ЦЕЛЬ: Перепишите слово в слово фрагмент отрывка о развороте самолета на тесной стоянке: от «Потребовалось. Перелетели в» до «занято. Некуда выруливать.» включительно.

ИСХОДНЫЙ ОТРЫВОК:
■ ■ ■ ■
Потребовалось. Перелетели в Волгоград; после бумажной волокиты (рыночные отношения!) нас обслужили. Но поставили на маленький пятачок, всего о двух стоянках, так, что только под буксир. А что такое искать буксир в чужом порту в час пик. Ну, пока, не высаживая, заправили… со всеми возможными нарушениями: один трап, без пожарной машины…
И тут рядом, на левую стоянку, зарулил еще один Ту-154. Мы-то рассчитывали извернуться и вырулить самостоятельно через левое плечо и через эту стоянку; теперь занято. Некуда выруливать.
Пятачок по размерам нестандартный, стоянки чуть просторнее обычных, и вокруг есть немного места. Техники предложили вырулить через правое плечо; правда, при этом, во время разворота на 180, был риск хлестнуть струей по соседнему самолету. Мне нужен был только хороший импульс вперед; места для разгона вроде хватало. Уговорили диспетчера руления, он разрешил; техники оттащили в сторону стремянки, отвели подальше соседских пассажиров, откатили топливозаправщик.
Я продумывал, как решить задачу. Дал команду на запуск. Взвыл стартер. Экипаж соседнего самолета шел от АДП; остановились, качали головами.
Место было. Но… маловато-таки для разгона вперед, чтобы набрать импульс скорости. Но если сопли не сосать… Мало меня учили Репин с Солодуном?
Ну, решился. Дал хорошего газу; спиной чувствуя, что струя достает аж до находящихся далеко сзади, за магистральной РД, стоянок Як-40, отпустил тормоза. Машина пошла, газон пополз под нос, пора ногу вправо… пошло, пошло вращение… еще 20 градусов; убрать газы!
Самолет провернулся на эти градусы, затихающая струя хлопнула по хвосту соседа, и тут же по радио оттуда нервно крикнул бортинженер, с тревогой ожидающий, как я его сейчас хлестну: «убери газ, перевернешь самолет, будут пороть вместе с диспетчером!»
Диспетчер с вышки молча наблюдал и трясся. Тем временем самолет развернулся уже на 80 градусов и стал терять угловую скорость. Ну, теперь момент истины: увидим, каков расчет, хватает ли импульса и мастерства. Кругом меня уже был один газон, бетон ушел под кабину, передние колеса за моей спиной катились дугой по самой кромке; струя оглаживала фюзеляж соседа. Справа выезжал угол перрона… еще 15 градусов… ну! Переехали! Добавил газку, зная, что соседний самолет уже вышел из-под сектора обдува… а там, чуть дальше, стоят пришвартованные Ан-2… потише, потише, но таки на газочке… поддержать импульс… ну, 65, ну, 62… малый газ…
Еле-еле, но мы таки доворачивали на магистральную. Наконец и Ан-2 вышли из сектора обстрела; добавил газу, и мы помчались по осевой.
Спросил по радио: как там, нормально? Пауза… Бортинженер соседа буркнул в эфир: нормально. Ну и слава богу, ответил я ему.
Подрулили к полосе, связались со стартом, и тут заклинило, в какую сторону взлетать. Неустойчивый ветерок крутил, можно с любым курсом, но нам надо на север; запросили… наоборот. Диспетчер удивился, уточнил, запретил. Ну, ладно, поехал на полосу… и повернул в другую сторону, все еще не врубаясь, где юг, а где север. Бросил взгляд на компас, дошло, затормозил. Старт со смехом спросил: что – голова закружилась? Я ответил, что, ага, закружилась, развернулся и порулил куда надо.
■ ■ ■ ■
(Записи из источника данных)

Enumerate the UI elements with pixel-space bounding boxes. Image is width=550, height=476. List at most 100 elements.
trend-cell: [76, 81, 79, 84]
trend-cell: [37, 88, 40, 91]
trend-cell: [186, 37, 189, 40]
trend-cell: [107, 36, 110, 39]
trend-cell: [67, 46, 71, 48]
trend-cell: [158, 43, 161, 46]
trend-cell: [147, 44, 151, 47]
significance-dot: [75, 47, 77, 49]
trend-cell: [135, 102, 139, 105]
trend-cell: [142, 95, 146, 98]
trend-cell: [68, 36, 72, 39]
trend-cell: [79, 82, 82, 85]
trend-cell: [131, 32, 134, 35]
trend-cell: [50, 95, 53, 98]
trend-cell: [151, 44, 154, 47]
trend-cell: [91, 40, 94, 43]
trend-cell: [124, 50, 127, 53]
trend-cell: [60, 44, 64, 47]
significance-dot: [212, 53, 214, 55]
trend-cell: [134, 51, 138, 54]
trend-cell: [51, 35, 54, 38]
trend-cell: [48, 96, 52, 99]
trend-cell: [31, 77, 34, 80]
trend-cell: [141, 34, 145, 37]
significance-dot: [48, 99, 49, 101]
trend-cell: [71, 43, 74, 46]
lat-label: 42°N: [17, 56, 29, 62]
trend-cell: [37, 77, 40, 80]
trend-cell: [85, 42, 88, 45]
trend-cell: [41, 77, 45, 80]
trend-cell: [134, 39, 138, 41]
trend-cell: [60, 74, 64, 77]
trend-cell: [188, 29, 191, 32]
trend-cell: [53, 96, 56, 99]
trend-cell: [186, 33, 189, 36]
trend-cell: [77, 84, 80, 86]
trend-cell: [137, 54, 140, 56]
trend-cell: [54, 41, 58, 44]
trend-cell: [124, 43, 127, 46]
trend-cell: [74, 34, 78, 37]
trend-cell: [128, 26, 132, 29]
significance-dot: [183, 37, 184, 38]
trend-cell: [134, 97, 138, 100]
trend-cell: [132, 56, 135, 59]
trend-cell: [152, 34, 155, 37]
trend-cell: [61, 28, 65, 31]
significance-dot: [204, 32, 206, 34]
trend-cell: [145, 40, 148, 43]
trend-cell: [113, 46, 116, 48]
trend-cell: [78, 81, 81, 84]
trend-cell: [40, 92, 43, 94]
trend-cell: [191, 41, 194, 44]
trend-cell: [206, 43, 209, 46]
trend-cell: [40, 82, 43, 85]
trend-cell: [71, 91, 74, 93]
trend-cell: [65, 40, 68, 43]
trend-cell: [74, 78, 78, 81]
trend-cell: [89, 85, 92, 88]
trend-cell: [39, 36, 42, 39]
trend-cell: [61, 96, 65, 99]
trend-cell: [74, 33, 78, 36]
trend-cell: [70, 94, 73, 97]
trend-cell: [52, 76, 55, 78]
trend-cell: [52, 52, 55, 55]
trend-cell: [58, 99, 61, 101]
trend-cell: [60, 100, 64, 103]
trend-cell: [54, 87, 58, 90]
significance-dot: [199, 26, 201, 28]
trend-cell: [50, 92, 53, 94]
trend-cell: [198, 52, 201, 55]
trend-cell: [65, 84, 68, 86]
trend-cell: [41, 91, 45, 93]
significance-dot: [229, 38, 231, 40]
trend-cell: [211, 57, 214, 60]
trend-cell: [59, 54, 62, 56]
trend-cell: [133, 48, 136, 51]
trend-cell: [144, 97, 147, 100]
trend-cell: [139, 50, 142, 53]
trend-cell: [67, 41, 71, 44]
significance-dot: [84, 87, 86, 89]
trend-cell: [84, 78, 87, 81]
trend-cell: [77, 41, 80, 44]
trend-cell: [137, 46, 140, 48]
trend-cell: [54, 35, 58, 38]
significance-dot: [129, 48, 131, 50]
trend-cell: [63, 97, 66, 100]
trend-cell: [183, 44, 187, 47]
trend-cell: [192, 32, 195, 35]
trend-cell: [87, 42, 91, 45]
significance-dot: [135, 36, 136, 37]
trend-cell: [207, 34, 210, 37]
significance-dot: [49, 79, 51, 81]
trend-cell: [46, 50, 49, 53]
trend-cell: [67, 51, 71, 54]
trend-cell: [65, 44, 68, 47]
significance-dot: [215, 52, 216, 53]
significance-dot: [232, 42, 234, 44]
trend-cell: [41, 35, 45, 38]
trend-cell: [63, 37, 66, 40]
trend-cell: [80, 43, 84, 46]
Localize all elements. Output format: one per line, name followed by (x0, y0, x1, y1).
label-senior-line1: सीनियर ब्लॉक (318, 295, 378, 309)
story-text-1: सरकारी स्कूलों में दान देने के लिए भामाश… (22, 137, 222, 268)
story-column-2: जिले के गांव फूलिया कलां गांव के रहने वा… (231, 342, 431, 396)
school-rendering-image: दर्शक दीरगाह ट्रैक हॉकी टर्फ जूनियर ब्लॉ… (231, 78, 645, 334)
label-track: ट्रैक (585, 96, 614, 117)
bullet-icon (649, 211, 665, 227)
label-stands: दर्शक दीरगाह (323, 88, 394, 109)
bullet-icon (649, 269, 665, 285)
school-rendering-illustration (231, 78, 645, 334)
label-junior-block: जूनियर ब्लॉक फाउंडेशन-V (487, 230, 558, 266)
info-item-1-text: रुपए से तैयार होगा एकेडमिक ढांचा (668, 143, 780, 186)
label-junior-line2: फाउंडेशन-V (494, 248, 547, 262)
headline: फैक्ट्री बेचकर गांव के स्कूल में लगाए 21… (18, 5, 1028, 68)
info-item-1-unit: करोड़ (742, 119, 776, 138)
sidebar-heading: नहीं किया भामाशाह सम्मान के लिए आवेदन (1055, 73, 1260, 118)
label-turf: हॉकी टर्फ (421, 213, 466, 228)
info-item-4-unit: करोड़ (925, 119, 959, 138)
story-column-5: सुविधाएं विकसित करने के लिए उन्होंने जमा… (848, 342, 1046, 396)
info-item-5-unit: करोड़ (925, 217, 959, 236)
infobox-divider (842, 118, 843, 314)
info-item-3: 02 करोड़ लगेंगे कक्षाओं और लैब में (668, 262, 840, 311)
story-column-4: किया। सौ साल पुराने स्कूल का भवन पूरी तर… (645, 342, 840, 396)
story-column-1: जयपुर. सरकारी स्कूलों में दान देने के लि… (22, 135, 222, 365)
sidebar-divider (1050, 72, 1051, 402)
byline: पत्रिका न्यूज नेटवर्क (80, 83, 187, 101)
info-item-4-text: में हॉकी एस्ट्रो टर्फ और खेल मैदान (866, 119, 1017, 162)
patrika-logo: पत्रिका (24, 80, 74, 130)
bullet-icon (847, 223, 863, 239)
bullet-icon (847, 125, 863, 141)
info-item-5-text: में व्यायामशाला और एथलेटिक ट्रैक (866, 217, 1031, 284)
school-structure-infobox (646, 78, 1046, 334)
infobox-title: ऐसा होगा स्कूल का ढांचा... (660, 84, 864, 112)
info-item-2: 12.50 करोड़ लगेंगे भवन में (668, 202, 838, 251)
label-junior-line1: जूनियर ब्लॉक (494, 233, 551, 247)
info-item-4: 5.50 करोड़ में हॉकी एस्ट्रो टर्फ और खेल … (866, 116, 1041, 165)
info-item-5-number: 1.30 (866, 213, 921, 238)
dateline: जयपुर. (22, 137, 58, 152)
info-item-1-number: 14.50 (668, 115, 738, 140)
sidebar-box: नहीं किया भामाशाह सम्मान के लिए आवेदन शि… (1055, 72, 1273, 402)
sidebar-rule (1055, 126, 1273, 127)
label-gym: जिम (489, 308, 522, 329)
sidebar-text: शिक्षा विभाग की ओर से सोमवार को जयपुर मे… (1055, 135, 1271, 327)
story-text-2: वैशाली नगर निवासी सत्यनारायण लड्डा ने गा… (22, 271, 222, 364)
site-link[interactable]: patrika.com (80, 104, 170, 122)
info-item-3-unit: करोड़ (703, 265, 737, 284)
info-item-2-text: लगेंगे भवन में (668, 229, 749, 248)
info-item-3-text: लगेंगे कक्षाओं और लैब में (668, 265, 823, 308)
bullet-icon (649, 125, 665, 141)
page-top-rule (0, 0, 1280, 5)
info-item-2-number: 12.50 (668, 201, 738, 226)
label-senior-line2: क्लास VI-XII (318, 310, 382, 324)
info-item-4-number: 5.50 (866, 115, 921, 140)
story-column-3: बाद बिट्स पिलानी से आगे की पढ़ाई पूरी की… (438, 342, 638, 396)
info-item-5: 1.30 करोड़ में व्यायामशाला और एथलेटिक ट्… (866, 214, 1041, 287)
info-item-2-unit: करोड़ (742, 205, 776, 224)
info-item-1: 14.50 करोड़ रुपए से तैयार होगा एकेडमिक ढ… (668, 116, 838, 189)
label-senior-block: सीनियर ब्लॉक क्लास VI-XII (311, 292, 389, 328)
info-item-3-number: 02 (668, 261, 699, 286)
■ ■ ■ ■
ОТВЕТ НИЖЕ:
Потребовалось. Перелетели в Волгоград; после бумажной волокиты (рыночные отношения!) нас обслужили. Но поставили на маленький пятачок, всего о двух стоянках, так, что только под буксир. А что такое искать буксир в чужом порту в час пик. Ну, пока, не высаживая, заправили… со всеми возможными нарушениями: один трап, без пожарной машины…
И тут рядом, на левую стоянку, зарулил еще один Ту-154. Мы-то рассчитывали извернуться и вырулить самостоятельно через левое плечо и через эту стоянку; теперь занято. Некуда выруливать.